AIM -> Among the records that follow, count the lines with the string "окружающей"; report only that count.

RECORDS FOR THIS TASK ->
— begin —

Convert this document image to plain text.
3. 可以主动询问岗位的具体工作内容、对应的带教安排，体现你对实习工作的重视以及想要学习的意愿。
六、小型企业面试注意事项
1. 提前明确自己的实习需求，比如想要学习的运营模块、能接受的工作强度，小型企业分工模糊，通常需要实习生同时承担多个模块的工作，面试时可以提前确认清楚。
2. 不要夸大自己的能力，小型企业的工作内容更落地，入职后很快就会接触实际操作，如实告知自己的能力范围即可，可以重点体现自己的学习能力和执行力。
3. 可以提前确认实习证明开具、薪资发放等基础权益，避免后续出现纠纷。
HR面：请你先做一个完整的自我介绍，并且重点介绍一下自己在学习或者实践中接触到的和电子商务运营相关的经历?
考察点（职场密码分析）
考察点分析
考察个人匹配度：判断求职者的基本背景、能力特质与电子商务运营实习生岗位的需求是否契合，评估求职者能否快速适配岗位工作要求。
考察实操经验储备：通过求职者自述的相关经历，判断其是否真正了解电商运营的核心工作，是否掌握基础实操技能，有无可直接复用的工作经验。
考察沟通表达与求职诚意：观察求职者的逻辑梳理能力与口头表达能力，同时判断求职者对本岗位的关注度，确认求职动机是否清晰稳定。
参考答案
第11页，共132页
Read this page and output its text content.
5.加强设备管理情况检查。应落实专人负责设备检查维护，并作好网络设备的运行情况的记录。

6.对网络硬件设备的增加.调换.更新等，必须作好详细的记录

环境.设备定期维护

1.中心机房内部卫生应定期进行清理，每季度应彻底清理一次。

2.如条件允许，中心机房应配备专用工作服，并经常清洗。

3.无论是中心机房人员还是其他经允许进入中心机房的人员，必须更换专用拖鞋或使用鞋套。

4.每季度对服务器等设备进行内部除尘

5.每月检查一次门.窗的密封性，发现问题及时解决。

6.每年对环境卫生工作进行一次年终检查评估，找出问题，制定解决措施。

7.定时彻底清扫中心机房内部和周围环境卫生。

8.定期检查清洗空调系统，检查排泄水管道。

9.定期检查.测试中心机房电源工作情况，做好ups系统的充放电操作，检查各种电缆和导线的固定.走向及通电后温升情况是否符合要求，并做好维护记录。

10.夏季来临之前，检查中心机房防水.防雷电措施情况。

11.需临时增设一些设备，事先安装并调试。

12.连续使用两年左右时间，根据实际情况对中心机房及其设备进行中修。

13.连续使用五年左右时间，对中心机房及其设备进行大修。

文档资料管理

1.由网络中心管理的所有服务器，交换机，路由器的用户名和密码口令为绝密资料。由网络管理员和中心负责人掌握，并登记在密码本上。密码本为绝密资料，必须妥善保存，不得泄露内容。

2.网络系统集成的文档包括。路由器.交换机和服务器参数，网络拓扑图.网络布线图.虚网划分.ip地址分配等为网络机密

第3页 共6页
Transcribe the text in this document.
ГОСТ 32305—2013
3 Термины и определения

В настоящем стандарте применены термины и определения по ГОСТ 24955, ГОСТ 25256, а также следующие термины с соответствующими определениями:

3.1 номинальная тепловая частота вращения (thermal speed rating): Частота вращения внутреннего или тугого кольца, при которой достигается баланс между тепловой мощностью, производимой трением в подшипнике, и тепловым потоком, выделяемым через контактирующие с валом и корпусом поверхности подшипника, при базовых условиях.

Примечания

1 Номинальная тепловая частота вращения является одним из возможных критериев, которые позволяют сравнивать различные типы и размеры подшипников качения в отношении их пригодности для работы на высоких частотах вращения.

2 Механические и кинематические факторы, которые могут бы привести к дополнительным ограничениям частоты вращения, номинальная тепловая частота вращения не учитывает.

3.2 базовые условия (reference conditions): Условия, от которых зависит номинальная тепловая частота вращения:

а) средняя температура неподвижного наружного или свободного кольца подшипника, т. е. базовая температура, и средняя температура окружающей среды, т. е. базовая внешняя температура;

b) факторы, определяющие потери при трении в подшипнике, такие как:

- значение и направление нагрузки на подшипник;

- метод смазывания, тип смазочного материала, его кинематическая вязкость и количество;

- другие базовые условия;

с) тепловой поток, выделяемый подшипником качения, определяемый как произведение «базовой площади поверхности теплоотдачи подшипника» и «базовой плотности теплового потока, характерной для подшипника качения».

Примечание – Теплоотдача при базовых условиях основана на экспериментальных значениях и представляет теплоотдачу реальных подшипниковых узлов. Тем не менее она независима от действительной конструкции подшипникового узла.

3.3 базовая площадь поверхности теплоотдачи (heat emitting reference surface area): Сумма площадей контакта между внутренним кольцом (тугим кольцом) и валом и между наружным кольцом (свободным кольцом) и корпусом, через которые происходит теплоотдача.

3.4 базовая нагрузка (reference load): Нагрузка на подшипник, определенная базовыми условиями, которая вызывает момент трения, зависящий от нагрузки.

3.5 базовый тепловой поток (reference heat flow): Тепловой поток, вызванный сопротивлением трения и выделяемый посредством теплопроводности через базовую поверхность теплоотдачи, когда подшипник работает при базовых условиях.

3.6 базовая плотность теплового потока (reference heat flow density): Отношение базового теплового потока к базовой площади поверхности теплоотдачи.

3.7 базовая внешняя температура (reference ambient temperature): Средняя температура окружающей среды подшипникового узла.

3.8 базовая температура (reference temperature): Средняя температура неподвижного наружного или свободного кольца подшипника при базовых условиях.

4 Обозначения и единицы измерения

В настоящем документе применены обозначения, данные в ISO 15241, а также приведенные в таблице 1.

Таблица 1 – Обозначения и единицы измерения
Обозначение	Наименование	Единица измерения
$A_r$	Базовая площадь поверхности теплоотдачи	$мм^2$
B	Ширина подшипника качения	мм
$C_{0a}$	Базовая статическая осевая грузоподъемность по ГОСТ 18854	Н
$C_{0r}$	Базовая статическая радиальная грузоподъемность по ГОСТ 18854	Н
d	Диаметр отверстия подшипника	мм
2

— end —

REPLY -> 2